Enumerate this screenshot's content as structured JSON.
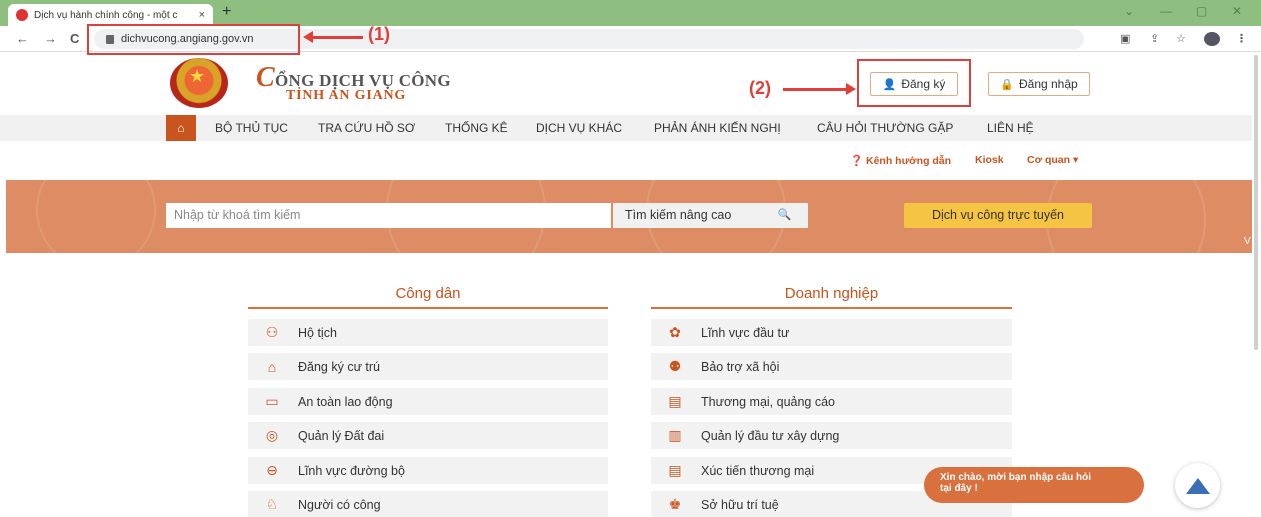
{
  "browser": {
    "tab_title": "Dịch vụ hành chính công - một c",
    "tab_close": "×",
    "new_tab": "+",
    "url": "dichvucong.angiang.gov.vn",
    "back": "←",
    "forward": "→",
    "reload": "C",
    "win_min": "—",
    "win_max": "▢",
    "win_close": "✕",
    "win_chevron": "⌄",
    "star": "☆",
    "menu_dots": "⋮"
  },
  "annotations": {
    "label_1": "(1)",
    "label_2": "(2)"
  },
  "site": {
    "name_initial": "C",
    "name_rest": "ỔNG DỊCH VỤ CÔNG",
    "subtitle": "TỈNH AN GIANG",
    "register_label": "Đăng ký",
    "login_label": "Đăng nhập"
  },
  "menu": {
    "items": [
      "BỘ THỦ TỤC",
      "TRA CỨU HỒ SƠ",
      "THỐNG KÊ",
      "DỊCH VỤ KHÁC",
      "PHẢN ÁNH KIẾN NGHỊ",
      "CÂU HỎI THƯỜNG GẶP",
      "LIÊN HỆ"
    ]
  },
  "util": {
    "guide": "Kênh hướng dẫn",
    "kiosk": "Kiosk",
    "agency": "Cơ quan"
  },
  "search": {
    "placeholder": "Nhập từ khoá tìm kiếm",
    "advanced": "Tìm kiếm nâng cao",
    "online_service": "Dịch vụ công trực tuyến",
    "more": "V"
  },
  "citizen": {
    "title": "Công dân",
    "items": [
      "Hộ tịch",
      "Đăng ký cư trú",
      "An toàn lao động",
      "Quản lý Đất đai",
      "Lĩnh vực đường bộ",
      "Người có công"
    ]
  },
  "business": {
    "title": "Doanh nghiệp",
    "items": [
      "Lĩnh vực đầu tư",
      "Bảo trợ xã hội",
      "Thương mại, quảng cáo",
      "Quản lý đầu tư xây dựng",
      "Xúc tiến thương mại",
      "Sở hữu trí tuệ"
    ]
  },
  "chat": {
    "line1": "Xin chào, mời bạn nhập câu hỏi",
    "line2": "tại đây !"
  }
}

- _Prompt_: Search the entries for the word "Đăng" and gather every line where it appears.

- _Solution for this task_:
    "register_label": "Đăng ký",
    "login_label": "Đăng nhập"
      "Đăng ký cư trú",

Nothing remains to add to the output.